Dataset rows >>
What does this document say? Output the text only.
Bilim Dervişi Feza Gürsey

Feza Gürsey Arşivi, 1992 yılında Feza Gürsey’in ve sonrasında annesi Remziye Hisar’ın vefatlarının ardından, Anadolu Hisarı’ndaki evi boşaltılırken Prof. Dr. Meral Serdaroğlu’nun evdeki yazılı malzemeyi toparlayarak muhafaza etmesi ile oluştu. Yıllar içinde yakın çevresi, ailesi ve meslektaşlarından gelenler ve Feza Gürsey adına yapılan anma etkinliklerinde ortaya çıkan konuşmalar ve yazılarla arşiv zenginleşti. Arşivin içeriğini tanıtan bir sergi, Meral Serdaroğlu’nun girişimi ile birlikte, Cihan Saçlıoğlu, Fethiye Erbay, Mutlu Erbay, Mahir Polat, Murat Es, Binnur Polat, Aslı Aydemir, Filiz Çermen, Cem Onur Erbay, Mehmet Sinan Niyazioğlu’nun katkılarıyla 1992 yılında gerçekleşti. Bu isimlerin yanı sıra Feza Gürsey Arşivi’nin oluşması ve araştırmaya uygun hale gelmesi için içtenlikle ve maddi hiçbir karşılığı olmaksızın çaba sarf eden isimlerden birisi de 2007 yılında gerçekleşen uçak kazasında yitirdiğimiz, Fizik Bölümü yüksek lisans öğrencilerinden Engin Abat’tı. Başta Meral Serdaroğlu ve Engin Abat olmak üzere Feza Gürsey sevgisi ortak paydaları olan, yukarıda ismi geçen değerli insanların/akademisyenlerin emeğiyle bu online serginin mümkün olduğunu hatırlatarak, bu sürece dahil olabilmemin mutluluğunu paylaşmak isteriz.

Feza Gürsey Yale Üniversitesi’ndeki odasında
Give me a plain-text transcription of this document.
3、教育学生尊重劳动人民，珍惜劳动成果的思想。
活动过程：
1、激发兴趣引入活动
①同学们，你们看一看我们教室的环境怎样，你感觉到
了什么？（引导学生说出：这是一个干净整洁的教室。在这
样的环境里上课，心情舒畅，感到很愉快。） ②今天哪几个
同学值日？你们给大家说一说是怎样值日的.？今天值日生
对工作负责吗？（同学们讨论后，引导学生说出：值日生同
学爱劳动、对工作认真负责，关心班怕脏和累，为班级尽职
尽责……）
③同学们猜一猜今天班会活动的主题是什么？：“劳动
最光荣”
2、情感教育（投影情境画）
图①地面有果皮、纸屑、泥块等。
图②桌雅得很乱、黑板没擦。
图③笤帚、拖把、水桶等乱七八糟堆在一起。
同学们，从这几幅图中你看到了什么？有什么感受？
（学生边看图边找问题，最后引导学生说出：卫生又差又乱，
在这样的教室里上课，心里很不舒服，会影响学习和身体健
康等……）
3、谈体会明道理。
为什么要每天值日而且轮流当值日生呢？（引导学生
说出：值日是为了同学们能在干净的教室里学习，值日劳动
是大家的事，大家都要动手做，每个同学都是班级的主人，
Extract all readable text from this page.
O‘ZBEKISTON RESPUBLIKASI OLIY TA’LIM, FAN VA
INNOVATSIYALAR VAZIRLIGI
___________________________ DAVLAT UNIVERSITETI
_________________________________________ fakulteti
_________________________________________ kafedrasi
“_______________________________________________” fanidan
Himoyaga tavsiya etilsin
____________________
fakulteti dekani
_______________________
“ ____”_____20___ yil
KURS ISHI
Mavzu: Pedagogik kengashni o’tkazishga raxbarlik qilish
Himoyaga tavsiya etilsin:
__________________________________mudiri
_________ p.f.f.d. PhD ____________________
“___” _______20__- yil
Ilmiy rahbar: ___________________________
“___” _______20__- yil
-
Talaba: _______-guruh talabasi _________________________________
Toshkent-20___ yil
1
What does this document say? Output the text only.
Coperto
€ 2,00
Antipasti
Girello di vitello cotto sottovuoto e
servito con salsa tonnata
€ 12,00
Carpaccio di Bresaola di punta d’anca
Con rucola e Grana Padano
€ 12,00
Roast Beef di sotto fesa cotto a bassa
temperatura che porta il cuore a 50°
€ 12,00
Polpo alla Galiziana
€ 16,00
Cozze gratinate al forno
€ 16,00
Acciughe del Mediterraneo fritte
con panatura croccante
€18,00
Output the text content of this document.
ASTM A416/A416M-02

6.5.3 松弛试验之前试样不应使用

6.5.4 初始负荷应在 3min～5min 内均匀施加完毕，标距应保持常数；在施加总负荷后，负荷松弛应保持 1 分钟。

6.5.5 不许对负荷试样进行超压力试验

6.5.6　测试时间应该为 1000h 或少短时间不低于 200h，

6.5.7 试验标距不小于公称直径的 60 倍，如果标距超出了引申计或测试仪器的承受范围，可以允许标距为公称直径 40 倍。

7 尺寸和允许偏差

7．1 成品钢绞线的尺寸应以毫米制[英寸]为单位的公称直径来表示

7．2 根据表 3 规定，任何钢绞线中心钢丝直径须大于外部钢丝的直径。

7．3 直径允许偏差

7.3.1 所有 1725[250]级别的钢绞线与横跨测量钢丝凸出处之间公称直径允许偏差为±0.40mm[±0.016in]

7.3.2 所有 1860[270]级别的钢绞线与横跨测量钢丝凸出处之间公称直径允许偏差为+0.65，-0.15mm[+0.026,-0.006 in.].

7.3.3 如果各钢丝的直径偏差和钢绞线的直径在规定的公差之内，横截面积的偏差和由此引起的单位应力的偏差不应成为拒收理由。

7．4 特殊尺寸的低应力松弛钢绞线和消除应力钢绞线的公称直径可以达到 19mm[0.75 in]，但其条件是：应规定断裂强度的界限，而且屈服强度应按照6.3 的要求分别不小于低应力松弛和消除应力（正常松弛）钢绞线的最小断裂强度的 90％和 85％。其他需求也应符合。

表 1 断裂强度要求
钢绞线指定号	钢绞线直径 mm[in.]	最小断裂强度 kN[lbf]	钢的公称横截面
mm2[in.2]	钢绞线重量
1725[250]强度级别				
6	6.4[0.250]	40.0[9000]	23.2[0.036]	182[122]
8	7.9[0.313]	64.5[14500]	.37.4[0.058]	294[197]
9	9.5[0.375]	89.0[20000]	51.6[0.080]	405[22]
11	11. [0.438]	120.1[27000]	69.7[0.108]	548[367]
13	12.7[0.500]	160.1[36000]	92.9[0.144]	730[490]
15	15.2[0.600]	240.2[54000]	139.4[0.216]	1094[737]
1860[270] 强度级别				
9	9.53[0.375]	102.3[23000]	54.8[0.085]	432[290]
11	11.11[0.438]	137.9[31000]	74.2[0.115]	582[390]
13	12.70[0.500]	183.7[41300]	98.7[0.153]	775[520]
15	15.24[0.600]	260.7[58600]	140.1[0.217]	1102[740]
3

Given problem >>
Find the word "cotto" in the entries, and copy every line it shows up in.

Result for this exercise >>
Girello di vitello cotto sottovuoto e
Roast Beef di sotto fesa cotto a bassa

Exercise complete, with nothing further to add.